*THE TASK*
Reproduce all of the material exactly as shown.

*ENTRIES PROVIDED*
▬▬▬

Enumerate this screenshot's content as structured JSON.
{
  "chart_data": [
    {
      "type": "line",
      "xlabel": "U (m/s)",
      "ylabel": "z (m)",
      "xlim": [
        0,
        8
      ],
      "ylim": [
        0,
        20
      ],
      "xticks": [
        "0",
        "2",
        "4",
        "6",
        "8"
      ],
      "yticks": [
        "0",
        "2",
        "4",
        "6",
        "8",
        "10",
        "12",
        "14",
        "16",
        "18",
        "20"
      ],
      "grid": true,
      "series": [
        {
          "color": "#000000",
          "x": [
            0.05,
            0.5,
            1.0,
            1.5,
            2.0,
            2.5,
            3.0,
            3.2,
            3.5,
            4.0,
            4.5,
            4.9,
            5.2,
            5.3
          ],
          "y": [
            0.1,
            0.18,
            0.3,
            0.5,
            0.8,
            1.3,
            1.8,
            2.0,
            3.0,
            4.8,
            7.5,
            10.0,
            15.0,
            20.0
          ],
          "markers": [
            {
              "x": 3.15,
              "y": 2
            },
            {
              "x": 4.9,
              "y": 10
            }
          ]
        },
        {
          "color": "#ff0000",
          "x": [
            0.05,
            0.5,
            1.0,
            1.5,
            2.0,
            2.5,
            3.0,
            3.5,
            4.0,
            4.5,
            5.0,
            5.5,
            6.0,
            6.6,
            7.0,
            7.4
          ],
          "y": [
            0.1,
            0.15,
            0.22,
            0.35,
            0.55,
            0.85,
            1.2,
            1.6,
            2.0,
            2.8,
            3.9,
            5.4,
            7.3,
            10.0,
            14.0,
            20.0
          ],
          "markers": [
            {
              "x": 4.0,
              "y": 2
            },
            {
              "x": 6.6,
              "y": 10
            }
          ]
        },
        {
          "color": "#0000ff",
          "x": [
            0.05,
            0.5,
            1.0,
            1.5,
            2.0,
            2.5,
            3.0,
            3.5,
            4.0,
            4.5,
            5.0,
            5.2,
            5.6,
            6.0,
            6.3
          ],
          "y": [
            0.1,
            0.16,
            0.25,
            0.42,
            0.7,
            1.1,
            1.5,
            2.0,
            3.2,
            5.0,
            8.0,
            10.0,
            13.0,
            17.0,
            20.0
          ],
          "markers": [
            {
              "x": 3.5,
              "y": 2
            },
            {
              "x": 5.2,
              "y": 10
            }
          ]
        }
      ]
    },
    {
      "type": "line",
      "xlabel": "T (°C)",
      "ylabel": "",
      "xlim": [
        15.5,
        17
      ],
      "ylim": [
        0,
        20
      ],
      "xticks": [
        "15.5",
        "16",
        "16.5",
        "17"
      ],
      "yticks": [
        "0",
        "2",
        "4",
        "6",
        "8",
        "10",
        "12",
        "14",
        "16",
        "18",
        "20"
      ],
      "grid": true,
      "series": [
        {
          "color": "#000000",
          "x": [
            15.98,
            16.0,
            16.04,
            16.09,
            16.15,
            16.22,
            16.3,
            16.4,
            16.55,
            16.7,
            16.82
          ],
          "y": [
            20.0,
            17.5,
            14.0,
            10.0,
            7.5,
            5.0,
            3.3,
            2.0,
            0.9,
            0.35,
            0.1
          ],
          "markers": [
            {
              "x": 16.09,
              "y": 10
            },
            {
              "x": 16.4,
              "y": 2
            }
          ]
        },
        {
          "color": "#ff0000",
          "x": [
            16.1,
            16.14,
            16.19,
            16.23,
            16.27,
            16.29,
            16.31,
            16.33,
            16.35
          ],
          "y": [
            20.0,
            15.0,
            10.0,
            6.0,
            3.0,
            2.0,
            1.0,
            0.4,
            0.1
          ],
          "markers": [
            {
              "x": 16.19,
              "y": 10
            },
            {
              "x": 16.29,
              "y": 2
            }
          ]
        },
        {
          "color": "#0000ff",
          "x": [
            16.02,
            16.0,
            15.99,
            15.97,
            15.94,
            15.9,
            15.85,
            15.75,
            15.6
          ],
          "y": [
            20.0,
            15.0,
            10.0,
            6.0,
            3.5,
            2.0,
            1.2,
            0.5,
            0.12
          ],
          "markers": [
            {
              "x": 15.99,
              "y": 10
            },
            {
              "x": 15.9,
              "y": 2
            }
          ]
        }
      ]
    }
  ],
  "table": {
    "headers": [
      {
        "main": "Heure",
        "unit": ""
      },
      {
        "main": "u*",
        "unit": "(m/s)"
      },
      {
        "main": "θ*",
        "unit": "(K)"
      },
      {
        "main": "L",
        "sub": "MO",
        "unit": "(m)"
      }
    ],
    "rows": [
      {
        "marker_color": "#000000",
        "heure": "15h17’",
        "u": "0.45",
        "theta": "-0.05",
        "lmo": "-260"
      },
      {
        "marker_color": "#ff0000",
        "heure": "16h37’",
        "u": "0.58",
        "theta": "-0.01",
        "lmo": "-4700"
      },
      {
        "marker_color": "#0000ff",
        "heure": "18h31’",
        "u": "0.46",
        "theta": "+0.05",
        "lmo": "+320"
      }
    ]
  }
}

▬▬▬

*COMPLETE RESPONSE*
Enumerate this screenshot's content as structured JSON.
{
  "chart_data": [
    {
      "type": "line",
      "xlabel": "U (m/s)",
      "ylabel": "z (m)",
      "xlim": [
        0,
        8
      ],
      "ylim": [
        0,
        20
      ],
      "xticks": [
        "0",
        "2",
        "4",
        "6",
        "8"
      ],
      "yticks": [
        "0",
        "2",
        "4",
        "6",
        "8",
        "10",
        "12",
        "14",
        "16",
        "18",
        "20"
      ],
      "grid": true,
      "series": [
        {
          "color": "#000000",
          "x": [
            0.05,
            0.5,
            1.0,
            1.5,
            2.0,
            2.5,
            3.0,
            3.2,
            3.5,
            4.0,
            4.5,
            4.9,
            5.2,
            5.3
          ],
          "y": [
            0.1,
            0.18,
            0.3,
            0.5,
            0.8,
            1.3,
            1.8,
            2.0,
            3.0,
            4.8,
            7.5,
            10.0,
            15.0,
            20.0
          ],
          "markers": [
            {
              "x": 3.15,
              "y": 2
            },
            {
              "x": 4.9,
              "y": 10
            }
          ]
        },
        {
          "color": "#ff0000",
          "x": [
            0.05,
            0.5,
            1.0,
            1.5,
            2.0,
            2.5,
            3.0,
            3.5,
            4.0,
            4.5,
            5.0,
            5.5,
            6.0,
            6.6,
            7.0,
            7.4
          ],
          "y": [
            0.1,
            0.15,
            0.22,
            0.35,
            0.55,
            0.85,
            1.2,
            1.6,
            2.0,
            2.8,
            3.9,
            5.4,
            7.3,
            10.0,
            14.0,
            20.0
          ],
          "markers": [
            {
              "x": 4.0,
              "y": 2
            },
            {
              "x": 6.6,
              "y": 10
            }
          ]
        },
        {
          "color": "#0000ff",
          "x": [
            0.05,
            0.5,
            1.0,
            1.5,
            2.0,
            2.5,
            3.0,
            3.5,
            4.0,
            4.5,
            5.0,
            5.2,
            5.6,
            6.0,
            6.3
          ],
          "y": [
            0.1,
            0.16,
            0.25,
            0.42,
            0.7,
            1.1,
            1.5,
            2.0,
            3.2,
            5.0,
            8.0,
            10.0,
            13.0,
            17.0,
            20.0
          ],
          "markers": [
            {
              "x": 3.5,
              "y": 2
            },
            {
              "x": 5.2,
              "y": 10
            }
          ]
        }
      ]
    },
    {
      "type": "line",
      "xlabel": "T (°C)",
      "ylabel": "",
      "xlim": [
        15.5,
        17
      ],
      "ylim": [
        0,
        20
      ],
      "xticks": [
        "15.5",
        "16",
        "16.5",
        "17"
      ],
      "yticks": [
        "0",
        "2",
        "4",
        "6",
        "8",
        "10",
        "12",
        "14",
        "16",
        "18",
        "20"
      ],
      "grid": true,
      "series": [
        {
          "color": "#000000",
          "x": [
            15.98,
            16.0,
            16.04,
            16.09,
            16.15,
            16.22,
            16.3,
            16.4,
            16.55,
            16.7,
            16.82
          ],
          "y": [
            20.0,
            17.5,
            14.0,
            10.0,
            7.5,
            5.0,
            3.3,
            2.0,
            0.9,
            0.35,
            0.1
          ],
          "markers": [
            {
              "x": 16.09,
              "y": 10
            },
            {
              "x": 16.4,
              "y": 2
            }
          ]
        },
        {
          "color": "#ff0000",
          "x": [
            16.1,
            16.14,
            16.19,
            16.23,
            16.27,
            16.29,
            16.31,
            16.33,
            16.35
          ],
          "y": [
            20.0,
            15.0,
            10.0,
            6.0,
            3.0,
            2.0,
            1.0,
            0.4,
            0.1
          ],
          "markers": [
            {
              "x": 16.19,
              "y": 10
            },
            {
              "x": 16.29,
              "y": 2
            }
          ]
        },
        {
          "color": "#0000ff",
          "x": [
            16.02,
            16.0,
            15.99,
            15.97,
            15.94,
            15.9,
            15.85,
            15.75,
            15.6
          ],
          "y": [
            20.0,
            15.0,
            10.0,
            6.0,
            3.5,
            2.0,
            1.2,
            0.5,
            0.12
          ],
          "markers": [
            {
              "x": 15.99,
              "y": 10
            },
            {
              "x": 15.9,
              "y": 2
            }
          ]
        }
      ]
    }
  ],
  "table": {
    "headers": [
      {
        "main": "Heure",
        "unit": ""
      },
      {
        "main": "u*",
        "unit": "(m/s)"
      },
      {
        "main": "θ*",
        "unit": "(K)"
      },
      {
        "main": "L",
        "sub": "MO",
        "unit": "(m)"
      }
    ],
    "rows": [
      {
        "marker_color": "#000000",
        "heure": "15h17’",
        "u": "0.45",
        "theta": "-0.05",
        "lmo": "-260"
      },
      {
        "marker_color": "#ff0000",
        "heure": "16h37’",
        "u": "0.58",
        "theta": "-0.01",
        "lmo": "-4700"
      },
      {
        "marker_color": "#0000ff",
        "heure": "18h31’",
        "u": "0.46",
        "theta": "+0.05",
        "lmo": "+320"
      }
    ]
  }
}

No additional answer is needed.